Dataset extract
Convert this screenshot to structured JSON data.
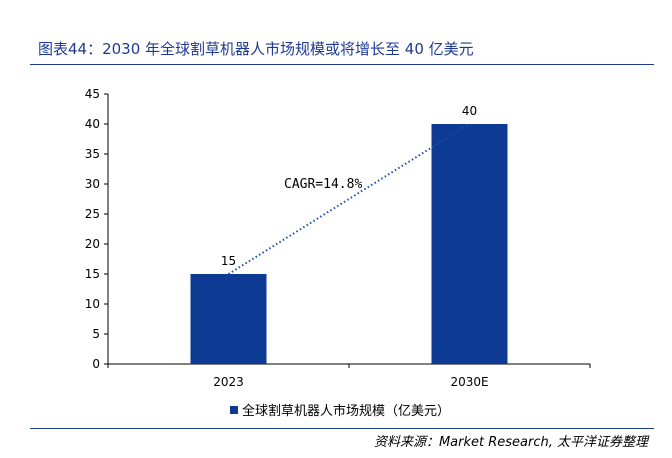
{
  "header": {
    "title": "图表44：2030 年全球割草机器人市场规模或将增长至 40 亿美元"
  },
  "footer": {
    "source": "资料来源：Market Research, 太平洋证券整理"
  },
  "chart_data": {
    "type": "bar",
    "categories": [
      "2023",
      "2030E"
    ],
    "series": [
      {
        "name": "全球割草机器人市场规模（亿美元）",
        "values": [
          15,
          40
        ],
        "color": "#0d3a93"
      }
    ],
    "data_labels": [
      "15",
      "40"
    ],
    "annotation": "CAGR=14.8%",
    "ylim": [
      0,
      45
    ],
    "yticks": [
      0,
      5,
      10,
      15,
      20,
      25,
      30,
      35,
      40,
      45
    ],
    "grid": false,
    "legend_position": "bottom"
  }
}
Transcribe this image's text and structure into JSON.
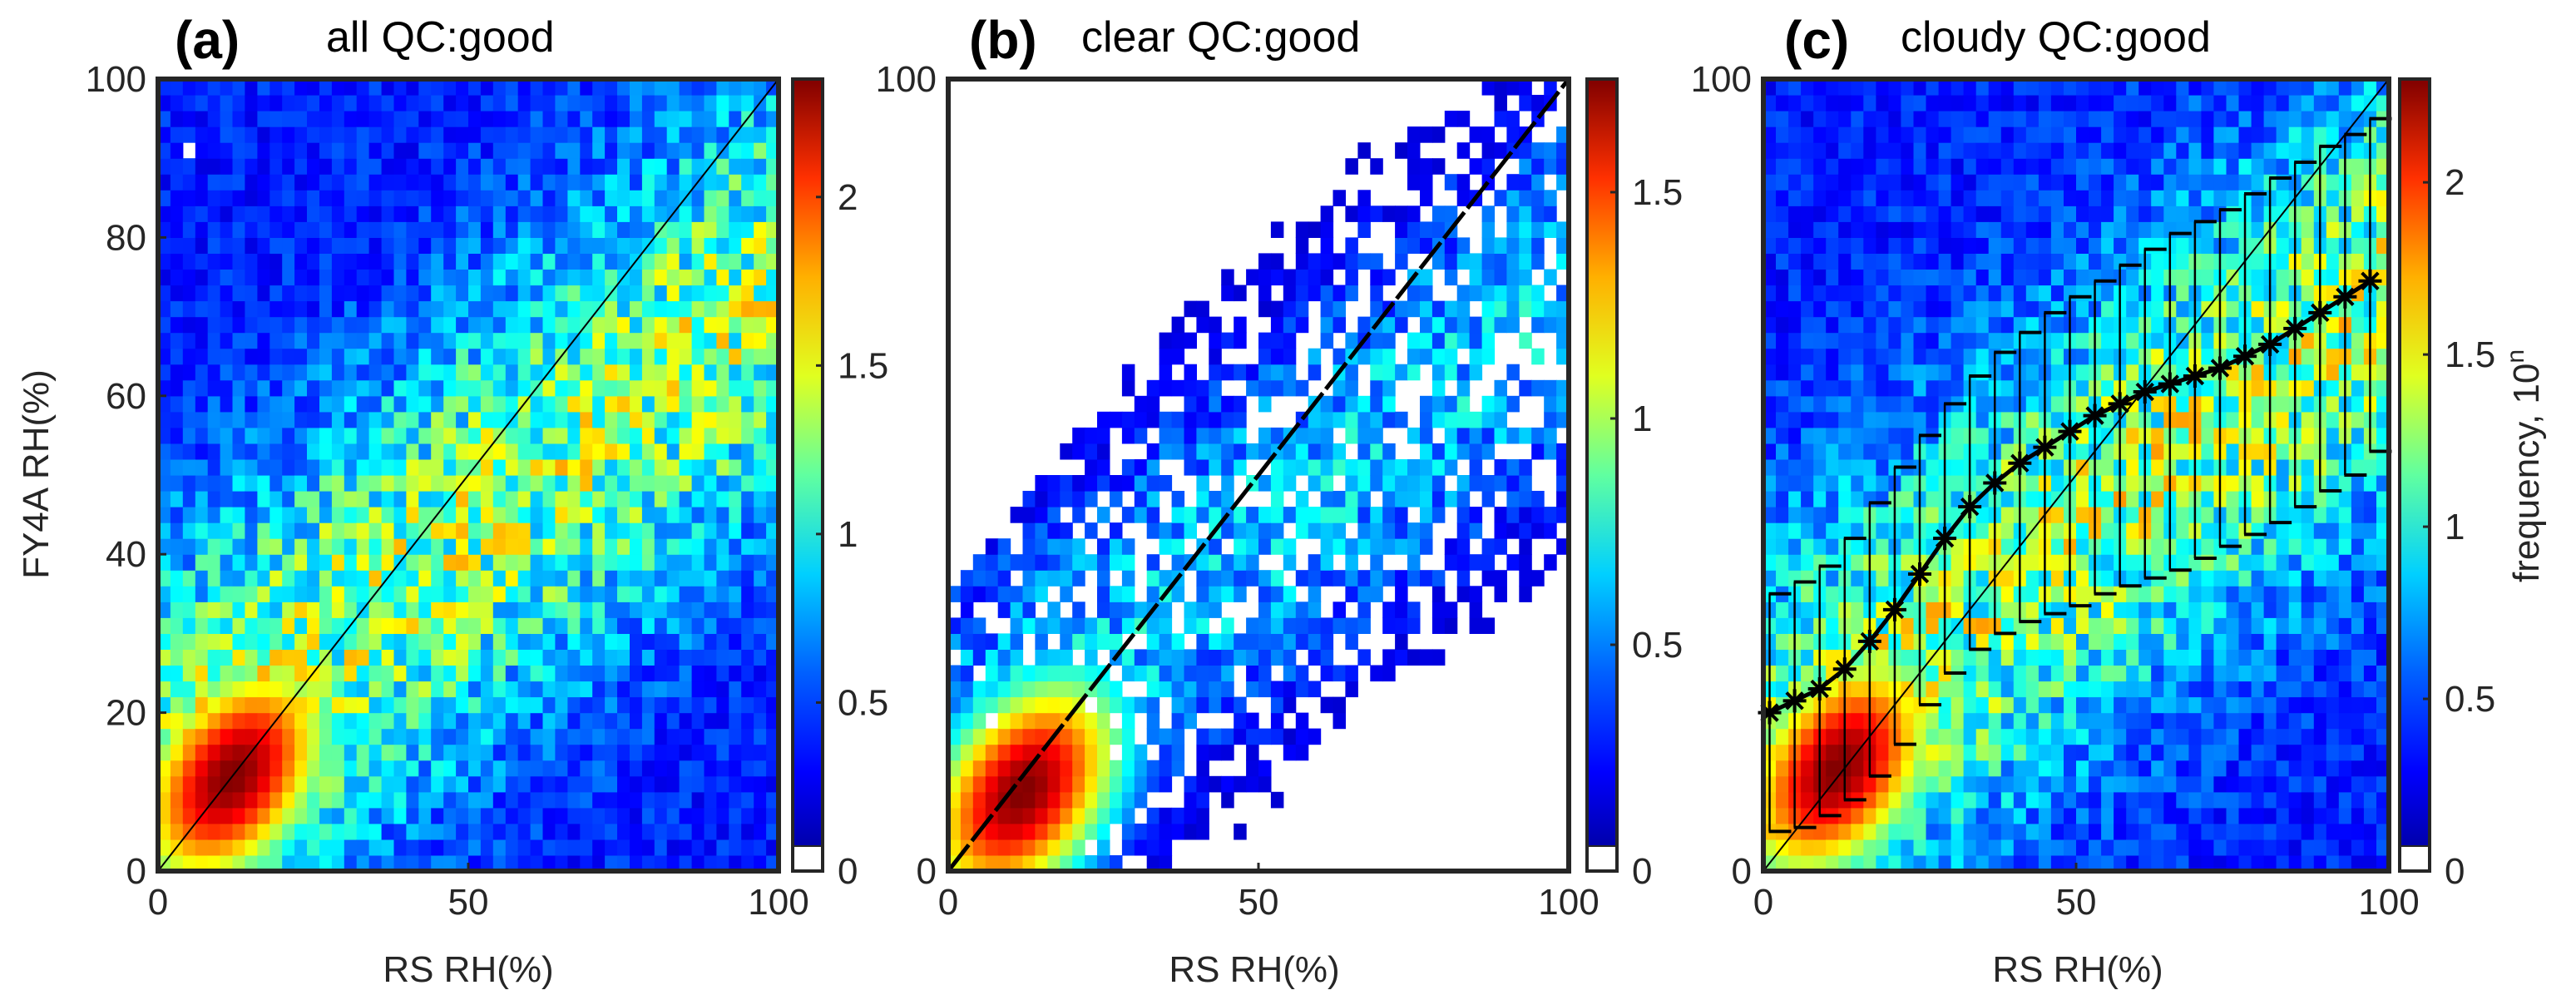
{
  "figure_caption": "",
  "colors": {
    "axes": "#262626",
    "colormap": [
      "#00008f",
      "#0000ff",
      "#0080ff",
      "#00ffff",
      "#80ff80",
      "#ffff00",
      "#ff8000",
      "#ff0000",
      "#800000"
    ]
  },
  "chart_data": [
    {
      "type": "heatmap",
      "panel_label": "(a)",
      "title": "all QC:good",
      "xlabel": "RS RH(%)",
      "ylabel": "FY4A RH(%)",
      "xlim": [
        0,
        100
      ],
      "ylim": [
        0,
        100
      ],
      "xticks": [
        0,
        50,
        100
      ],
      "xtick_labels": [
        "0",
        "50",
        "100"
      ],
      "yticks": [
        0,
        20,
        40,
        60,
        80,
        100
      ],
      "ytick_labels": [
        "0",
        "20",
        "40",
        "60",
        "80",
        "100"
      ],
      "reference_line": "1:1",
      "bin_size": 2,
      "density_model": {
        "core_x": 12,
        "core_y": 12,
        "peak": 2.35,
        "spread": "broad"
      },
      "colorbar": {
        "range": [
          0,
          2.35
        ],
        "ticks": [
          0,
          0.5,
          1,
          1.5,
          2
        ],
        "tick_labels": [
          "0",
          "0.5",
          "1",
          "1.5",
          "2"
        ],
        "label": ""
      }
    },
    {
      "type": "heatmap",
      "panel_label": "(b)",
      "title": "clear QC:good",
      "xlabel": "RS RH(%)",
      "ylabel": "",
      "xlim": [
        0,
        100
      ],
      "ylim": [
        0,
        100
      ],
      "xticks": [
        0,
        50,
        100
      ],
      "xtick_labels": [
        "0",
        "50",
        "100"
      ],
      "yticks": [
        0,
        100
      ],
      "ytick_labels": [
        "0",
        "100"
      ],
      "reference_line": "1:1",
      "bin_size": 2,
      "density_model": {
        "core_x": 12,
        "core_y": 10,
        "peak": 1.75,
        "spread": "sparse"
      },
      "colorbar": {
        "range": [
          0,
          1.75
        ],
        "ticks": [
          0,
          0.5,
          1,
          1.5
        ],
        "tick_labels": [
          "0",
          "0.5",
          "1",
          "1.5"
        ],
        "label": ""
      }
    },
    {
      "type": "heatmap",
      "panel_label": "(c)",
      "title": "cloudy QC:good",
      "xlabel": "RS RH(%)",
      "ylabel": "",
      "xlim": [
        0,
        100
      ],
      "ylim": [
        0,
        100
      ],
      "xticks": [
        0,
        50,
        100
      ],
      "xtick_labels": [
        "0",
        "50",
        "100"
      ],
      "yticks": [
        0,
        100
      ],
      "ytick_labels": [
        "0",
        "100"
      ],
      "reference_line": "1:1",
      "bin_size": 2,
      "density_model": {
        "core_x": 12,
        "core_y": 13,
        "peak": 2.3,
        "spread": "broad"
      },
      "colorbar": {
        "range": [
          0,
          2.3
        ],
        "ticks": [
          0,
          0.5,
          1,
          1.5,
          2
        ],
        "tick_labels": [
          "0",
          "0.5",
          "1",
          "1.5",
          "2"
        ],
        "label": "frequency, 10",
        "label_superscript": "n"
      },
      "mean_series": {
        "name": "binned mean ± std",
        "x": [
          1,
          5,
          9,
          13,
          17,
          21,
          25,
          29,
          33,
          37,
          41,
          45,
          49,
          53,
          57,
          61,
          65,
          69,
          73,
          77,
          81,
          85,
          89,
          93,
          97
        ],
        "mean": [
          20,
          21.5,
          23,
          25.5,
          29,
          33,
          37.5,
          42,
          46,
          49,
          51.5,
          53.5,
          55.5,
          57.5,
          59,
          60.5,
          61.5,
          62.5,
          63.5,
          65,
          66.5,
          68.5,
          70.5,
          72.5,
          74.5
        ],
        "lower": [
          5,
          5.5,
          7,
          9,
          12,
          16,
          21,
          25,
          28,
          30,
          31.5,
          32.5,
          33.5,
          35,
          36,
          37,
          38,
          39.5,
          41,
          42.5,
          44,
          46,
          48,
          50,
          53
        ],
        "upper": [
          35,
          36.5,
          38.5,
          42,
          46.5,
          51,
          55,
          59,
          62.5,
          65.5,
          68,
          70.5,
          72.5,
          74.5,
          76.5,
          78.5,
          80.5,
          82,
          83.5,
          85.5,
          87.5,
          89.5,
          91.5,
          93,
          95
        ]
      }
    }
  ]
}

Description of the task
Transcribe every entry word for word, but skip the pictures.

Solution
Convert this screenshot to structured JSON data.
{
  "header": {
    "title": "图表44：2030 年全球割草机器人市场规模或将增长至 40 亿美元"
  },
  "footer": {
    "source": "资料来源：Market Research, 太平洋证券整理"
  },
  "chart_data": {
    "type": "bar",
    "categories": [
      "2023",
      "2030E"
    ],
    "series": [
      {
        "name": "全球割草机器人市场规模（亿美元）",
        "values": [
          15,
          40
        ],
        "color": "#0d3a93"
      }
    ],
    "data_labels": [
      "15",
      "40"
    ],
    "annotation": "CAGR=14.8%",
    "ylim": [
      0,
      45
    ],
    "yticks": [
      0,
      5,
      10,
      15,
      20,
      25,
      30,
      35,
      40,
      45
    ],
    "grid": false,
    "legend_position": "bottom"
  }
}
Transcribe this image's text and structure into JSON.
{
  "figure_caption": "",
  "colors": {
    "axes": "#262626",
    "colormap": [
      "#00008f",
      "#0000ff",
      "#0080ff",
      "#00ffff",
      "#80ff80",
      "#ffff00",
      "#ff8000",
      "#ff0000",
      "#800000"
    ]
  },
  "chart_data": [
    {
      "type": "heatmap",
      "panel_label": "(a)",
      "title": "all QC:good",
      "xlabel": "RS RH(%)",
      "ylabel": "FY4A RH(%)",
      "xlim": [
        0,
        100
      ],
      "ylim": [
        0,
        100
      ],
      "xticks": [
        0,
        50,
        100
      ],
      "xtick_labels": [
        "0",
        "50",
        "100"
      ],
      "yticks": [
        0,
        20,
        40,
        60,
        80,
        100
      ],
      "ytick_labels": [
        "0",
        "20",
        "40",
        "60",
        "80",
        "100"
      ],
      "reference_line": "1:1",
      "bin_size": 2,
      "density_model": {
        "core_x": 12,
        "core_y": 12,
        "peak": 2.35,
        "spread": "broad"
      },
      "colorbar": {
        "range": [
          0,
          2.35
        ],
        "ticks": [
          0,
          0.5,
          1,
          1.5,
          2
        ],
        "tick_labels": [
          "0",
          "0.5",
          "1",
          "1.5",
          "2"
        ],
        "label": ""
      }
    },
    {
      "type": "heatmap",
      "panel_label": "(b)",
      "title": "clear QC:good",
      "xlabel": "RS RH(%)",
      "ylabel": "",
      "xlim": [
        0,
        100
      ],
      "ylim": [
        0,
        100
      ],
      "xticks": [
        0,
        50,
        100
      ],
      "xtick_labels": [
        "0",
        "50",
        "100"
      ],
      "yticks": [
        0,
        100
      ],
      "ytick_labels": [
        "0",
        "100"
      ],
      "reference_line": "1:1",
      "bin_size": 2,
      "density_model": {
        "core_x": 12,
        "core_y": 10,
        "peak": 1.75,
        "spread": "sparse"
      },
      "colorbar": {
        "range": [
          0,
          1.75
        ],
        "ticks": [
          0,
          0.5,
          1,
          1.5
        ],
        "tick_labels": [
          "0",
          "0.5",
          "1",
          "1.5"
        ],
        "label": ""
      }
    },
    {
      "type": "heatmap",
      "panel_label": "(c)",
      "title": "cloudy QC:good",
      "xlabel": "RS RH(%)",
      "ylabel": "",
      "xlim": [
        0,
        100
      ],
      "ylim": [
        0,
        100
      ],
      "xticks": [
        0,
        50,
        100
      ],
      "xtick_labels": [
        "0",
        "50",
        "100"
      ],
      "yticks": [
        0,
        100
      ],
      "ytick_labels": [
        "0",
        "100"
      ],
      "reference_line": "1:1",
      "bin_size": 2,
      "density_model": {
        "core_x": 12,
        "core_y": 13,
        "peak": 2.3,
        "spread": "broad"
      },
      "colorbar": {
        "range": [
          0,
          2.3
        ],
        "ticks": [
          0,
          0.5,
          1,
          1.5,
          2
        ],
        "tick_labels": [
          "0",
          "0.5",
          "1",
          "1.5",
          "2"
        ],
        "label": "frequency, 10",
        "label_superscript": "n"
      },
      "mean_series": {
        "name": "binned mean ± std",
        "x": [
          1,
          5,
          9,
          13,
          17,
          21,
          25,
          29,
          33,
          37,
          41,
          45,
          49,
          53,
          57,
          61,
          65,
          69,
          73,
          77,
          81,
          85,
          89,
          93,
          97
        ],
        "mean": [
          20,
          21.5,
          23,
          25.5,
          29,
          33,
          37.5,
          42,
          46,
          49,
          51.5,
          53.5,
          55.5,
          57.5,
          59,
          60.5,
          61.5,
          62.5,
          63.5,
          65,
          66.5,
          68.5,
          70.5,
          72.5,
          74.5
        ],
        "lower": [
          5,
          5.5,
          7,
          9,
          12,
          16,
          21,
          25,
          28,
          30,
          31.5,
          32.5,
          33.5,
          35,
          36,
          37,
          38,
          39.5,
          41,
          42.5,
          44,
          46,
          48,
          50,
          53
        ],
        "upper": [
          35,
          36.5,
          38.5,
          42,
          46.5,
          51,
          55,
          59,
          62.5,
          65.5,
          68,
          70.5,
          72.5,
          74.5,
          76.5,
          78.5,
          80.5,
          82,
          83.5,
          85.5,
          87.5,
          89.5,
          91.5,
          93,
          95
        ]
      }
    }
  ]
}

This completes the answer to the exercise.